• _Task instructions_
Extract, from the listing that follows, each line containing the word "axis".
## begin Stored data
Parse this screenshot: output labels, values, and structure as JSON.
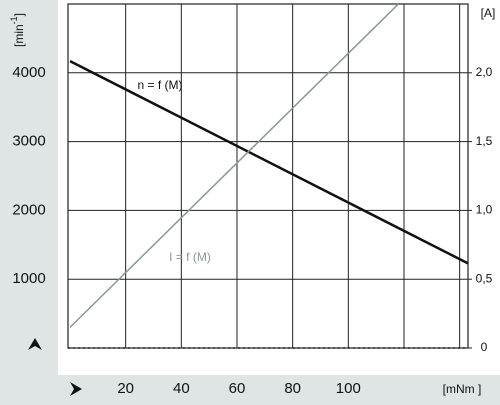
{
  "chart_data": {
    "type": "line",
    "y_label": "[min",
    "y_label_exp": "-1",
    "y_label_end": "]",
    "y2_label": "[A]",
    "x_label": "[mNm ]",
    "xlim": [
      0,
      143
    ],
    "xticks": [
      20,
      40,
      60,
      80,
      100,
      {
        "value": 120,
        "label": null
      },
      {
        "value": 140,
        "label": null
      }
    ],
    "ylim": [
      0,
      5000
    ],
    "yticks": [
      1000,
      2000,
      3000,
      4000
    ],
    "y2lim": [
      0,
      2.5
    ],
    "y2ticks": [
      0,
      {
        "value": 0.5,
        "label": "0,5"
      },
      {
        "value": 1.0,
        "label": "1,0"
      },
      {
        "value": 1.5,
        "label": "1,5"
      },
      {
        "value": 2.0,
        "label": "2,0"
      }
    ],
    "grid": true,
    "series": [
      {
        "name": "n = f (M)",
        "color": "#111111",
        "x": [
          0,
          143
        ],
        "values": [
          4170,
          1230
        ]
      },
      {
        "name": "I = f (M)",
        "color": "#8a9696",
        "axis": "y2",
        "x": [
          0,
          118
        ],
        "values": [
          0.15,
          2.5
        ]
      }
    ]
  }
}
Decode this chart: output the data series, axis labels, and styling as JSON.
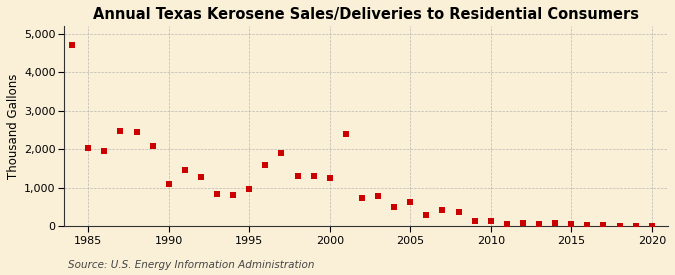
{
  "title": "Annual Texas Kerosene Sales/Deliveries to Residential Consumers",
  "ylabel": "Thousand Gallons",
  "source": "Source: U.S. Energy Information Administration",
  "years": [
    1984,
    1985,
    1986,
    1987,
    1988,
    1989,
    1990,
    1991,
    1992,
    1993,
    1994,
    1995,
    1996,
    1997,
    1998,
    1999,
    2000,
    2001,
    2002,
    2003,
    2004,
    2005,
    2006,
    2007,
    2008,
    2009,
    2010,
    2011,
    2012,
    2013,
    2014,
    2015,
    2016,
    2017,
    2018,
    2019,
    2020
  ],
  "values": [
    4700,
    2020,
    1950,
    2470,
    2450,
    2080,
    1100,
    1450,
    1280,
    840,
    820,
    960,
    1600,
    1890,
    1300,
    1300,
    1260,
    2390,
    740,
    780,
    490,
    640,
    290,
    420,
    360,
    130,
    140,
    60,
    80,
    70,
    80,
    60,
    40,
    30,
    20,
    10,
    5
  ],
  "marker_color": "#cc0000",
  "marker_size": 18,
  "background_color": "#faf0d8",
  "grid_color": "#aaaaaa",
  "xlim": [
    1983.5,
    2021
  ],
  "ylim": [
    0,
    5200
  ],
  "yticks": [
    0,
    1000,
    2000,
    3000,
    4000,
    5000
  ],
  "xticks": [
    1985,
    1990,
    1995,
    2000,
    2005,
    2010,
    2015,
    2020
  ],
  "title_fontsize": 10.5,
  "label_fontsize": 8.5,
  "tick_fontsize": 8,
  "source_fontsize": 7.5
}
## end Stored data
## begin Stored data
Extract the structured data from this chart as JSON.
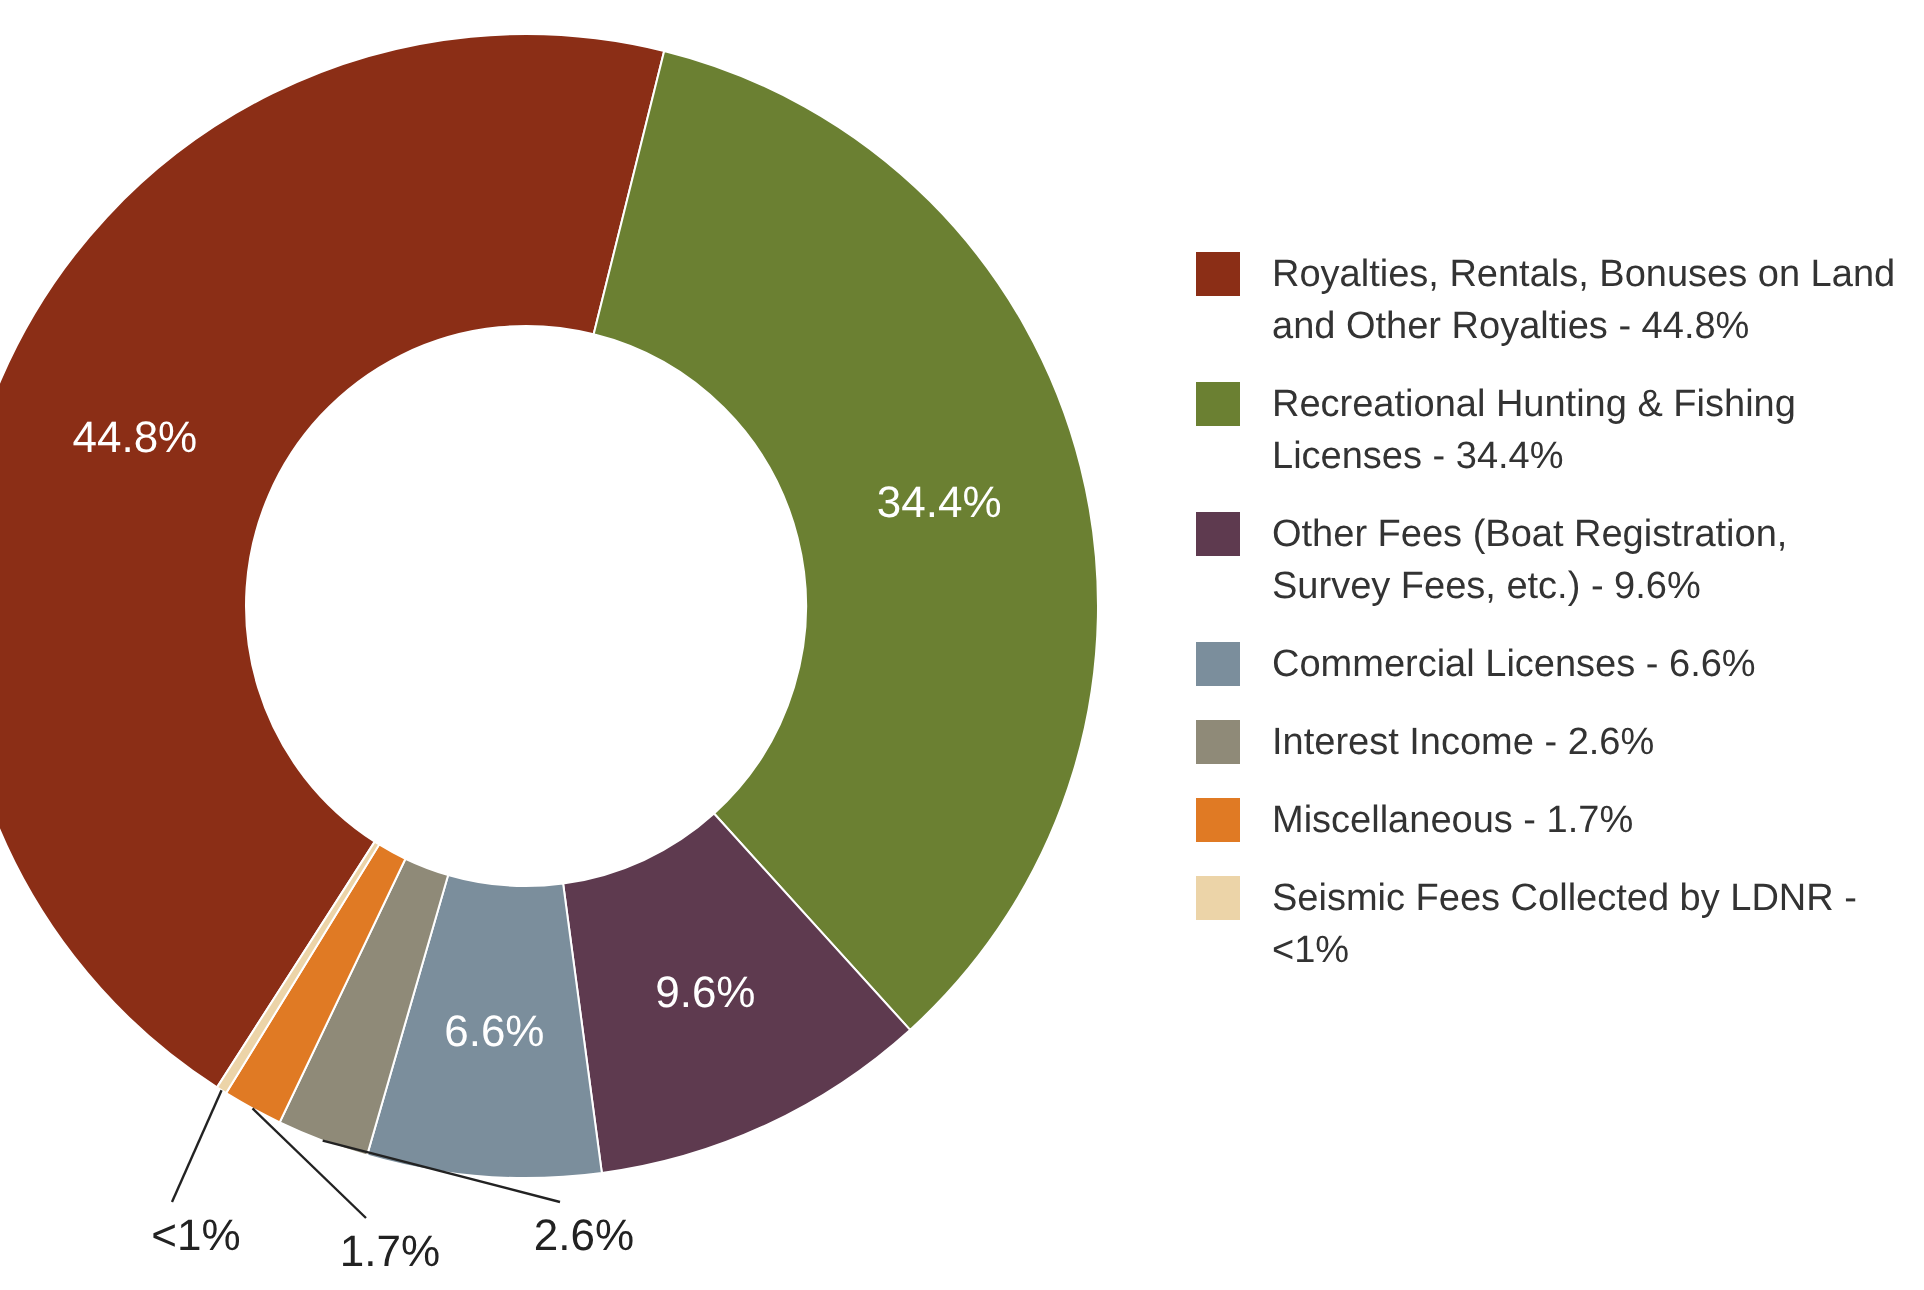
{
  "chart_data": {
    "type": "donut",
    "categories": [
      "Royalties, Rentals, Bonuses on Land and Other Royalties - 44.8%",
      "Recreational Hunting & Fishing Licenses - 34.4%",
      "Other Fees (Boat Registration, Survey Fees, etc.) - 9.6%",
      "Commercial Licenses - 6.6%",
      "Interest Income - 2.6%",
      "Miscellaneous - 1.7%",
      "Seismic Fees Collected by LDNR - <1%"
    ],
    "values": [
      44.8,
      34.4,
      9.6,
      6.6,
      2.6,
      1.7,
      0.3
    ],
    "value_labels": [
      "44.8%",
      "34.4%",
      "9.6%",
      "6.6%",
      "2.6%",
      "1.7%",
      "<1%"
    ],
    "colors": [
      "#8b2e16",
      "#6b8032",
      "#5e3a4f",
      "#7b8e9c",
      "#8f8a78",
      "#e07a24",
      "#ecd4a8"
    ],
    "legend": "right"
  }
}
## end Stored data
• _Expected answer_
        "axis": "y2",
Decode this chart: output the data series, axis labels, and styling as JSON.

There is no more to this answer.